GOAL: Search the data for the word "Difference" and copy every line where it occurs.

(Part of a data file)
/---
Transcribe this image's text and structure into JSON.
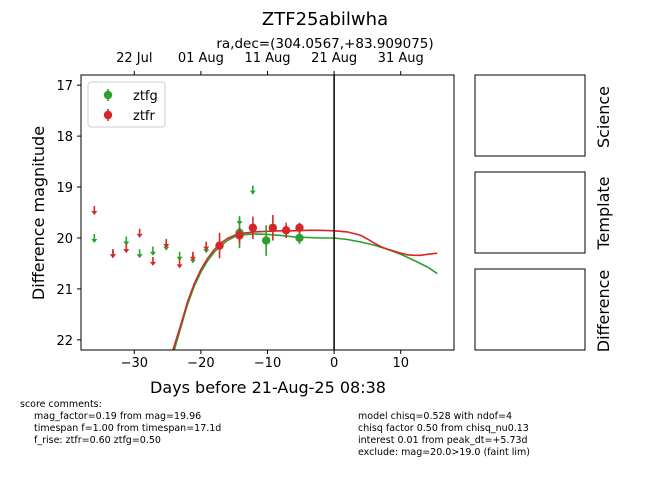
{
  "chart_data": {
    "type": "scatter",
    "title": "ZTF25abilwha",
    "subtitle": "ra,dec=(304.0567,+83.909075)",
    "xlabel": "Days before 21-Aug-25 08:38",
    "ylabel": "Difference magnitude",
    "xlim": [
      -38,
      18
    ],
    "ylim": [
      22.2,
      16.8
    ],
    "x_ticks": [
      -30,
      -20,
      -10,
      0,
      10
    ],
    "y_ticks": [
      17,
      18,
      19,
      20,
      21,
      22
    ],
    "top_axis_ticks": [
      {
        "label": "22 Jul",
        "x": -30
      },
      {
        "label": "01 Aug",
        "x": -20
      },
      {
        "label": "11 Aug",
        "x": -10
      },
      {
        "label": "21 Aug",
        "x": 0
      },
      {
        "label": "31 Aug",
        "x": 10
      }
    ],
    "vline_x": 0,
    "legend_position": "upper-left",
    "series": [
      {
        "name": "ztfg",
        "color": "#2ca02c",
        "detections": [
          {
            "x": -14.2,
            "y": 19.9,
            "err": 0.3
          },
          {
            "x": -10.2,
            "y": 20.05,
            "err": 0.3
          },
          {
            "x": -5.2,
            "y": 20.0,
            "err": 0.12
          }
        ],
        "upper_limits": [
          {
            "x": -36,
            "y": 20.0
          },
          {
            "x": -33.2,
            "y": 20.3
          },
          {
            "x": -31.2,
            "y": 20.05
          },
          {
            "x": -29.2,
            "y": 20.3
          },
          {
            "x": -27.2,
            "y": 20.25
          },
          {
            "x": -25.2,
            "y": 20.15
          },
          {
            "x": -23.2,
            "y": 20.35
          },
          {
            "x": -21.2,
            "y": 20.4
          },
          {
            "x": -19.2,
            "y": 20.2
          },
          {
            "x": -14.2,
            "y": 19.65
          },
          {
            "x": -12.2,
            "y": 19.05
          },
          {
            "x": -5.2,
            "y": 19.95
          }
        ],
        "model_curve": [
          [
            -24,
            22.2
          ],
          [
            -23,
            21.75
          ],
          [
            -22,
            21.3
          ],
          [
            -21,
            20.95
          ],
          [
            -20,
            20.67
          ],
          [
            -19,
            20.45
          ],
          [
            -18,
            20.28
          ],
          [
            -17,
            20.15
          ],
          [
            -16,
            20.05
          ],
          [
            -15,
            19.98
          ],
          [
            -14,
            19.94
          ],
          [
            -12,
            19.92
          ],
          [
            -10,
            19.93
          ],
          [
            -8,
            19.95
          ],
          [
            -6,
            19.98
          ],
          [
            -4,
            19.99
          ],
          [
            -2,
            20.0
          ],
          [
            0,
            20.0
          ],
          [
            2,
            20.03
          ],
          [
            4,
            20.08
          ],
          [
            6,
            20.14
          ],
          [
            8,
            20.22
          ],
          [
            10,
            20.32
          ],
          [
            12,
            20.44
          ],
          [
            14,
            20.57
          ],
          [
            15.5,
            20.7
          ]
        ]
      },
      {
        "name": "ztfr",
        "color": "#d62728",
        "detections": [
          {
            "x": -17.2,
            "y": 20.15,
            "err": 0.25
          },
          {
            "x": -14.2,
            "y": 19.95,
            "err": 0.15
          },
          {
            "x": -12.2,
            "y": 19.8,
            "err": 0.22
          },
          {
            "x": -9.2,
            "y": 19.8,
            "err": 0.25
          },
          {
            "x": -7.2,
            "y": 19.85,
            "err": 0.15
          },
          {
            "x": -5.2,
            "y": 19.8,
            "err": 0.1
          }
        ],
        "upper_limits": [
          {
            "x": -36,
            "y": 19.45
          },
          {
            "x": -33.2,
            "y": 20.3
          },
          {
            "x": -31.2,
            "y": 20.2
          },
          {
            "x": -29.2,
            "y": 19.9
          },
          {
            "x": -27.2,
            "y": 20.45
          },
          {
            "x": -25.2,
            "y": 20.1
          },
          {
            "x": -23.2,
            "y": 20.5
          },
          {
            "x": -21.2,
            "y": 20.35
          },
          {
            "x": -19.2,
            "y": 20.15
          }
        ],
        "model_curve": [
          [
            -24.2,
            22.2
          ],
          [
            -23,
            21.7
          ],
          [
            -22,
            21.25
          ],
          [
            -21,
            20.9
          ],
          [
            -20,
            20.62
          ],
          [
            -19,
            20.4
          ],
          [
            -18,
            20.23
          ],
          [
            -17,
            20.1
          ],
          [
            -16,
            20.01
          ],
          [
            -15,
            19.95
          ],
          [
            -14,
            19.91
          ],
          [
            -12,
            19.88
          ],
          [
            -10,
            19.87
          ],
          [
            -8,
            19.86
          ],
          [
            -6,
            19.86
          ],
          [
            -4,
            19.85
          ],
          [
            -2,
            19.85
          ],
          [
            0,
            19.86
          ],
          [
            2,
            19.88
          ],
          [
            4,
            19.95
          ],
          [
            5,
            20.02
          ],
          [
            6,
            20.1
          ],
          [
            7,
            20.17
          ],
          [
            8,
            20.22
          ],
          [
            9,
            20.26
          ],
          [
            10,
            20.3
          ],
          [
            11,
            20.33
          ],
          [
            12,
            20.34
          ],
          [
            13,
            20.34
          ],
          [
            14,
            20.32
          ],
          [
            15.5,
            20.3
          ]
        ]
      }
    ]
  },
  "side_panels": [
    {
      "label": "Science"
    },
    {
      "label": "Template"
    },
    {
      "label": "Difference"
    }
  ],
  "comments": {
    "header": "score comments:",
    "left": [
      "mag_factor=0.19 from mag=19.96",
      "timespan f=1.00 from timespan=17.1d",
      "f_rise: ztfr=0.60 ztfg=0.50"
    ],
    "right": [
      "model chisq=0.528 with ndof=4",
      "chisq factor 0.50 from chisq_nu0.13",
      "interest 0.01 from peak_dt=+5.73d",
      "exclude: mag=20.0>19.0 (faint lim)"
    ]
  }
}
\---
SOLUTION:
    "ylabel": "Difference magnitude",
      "label": "Difference"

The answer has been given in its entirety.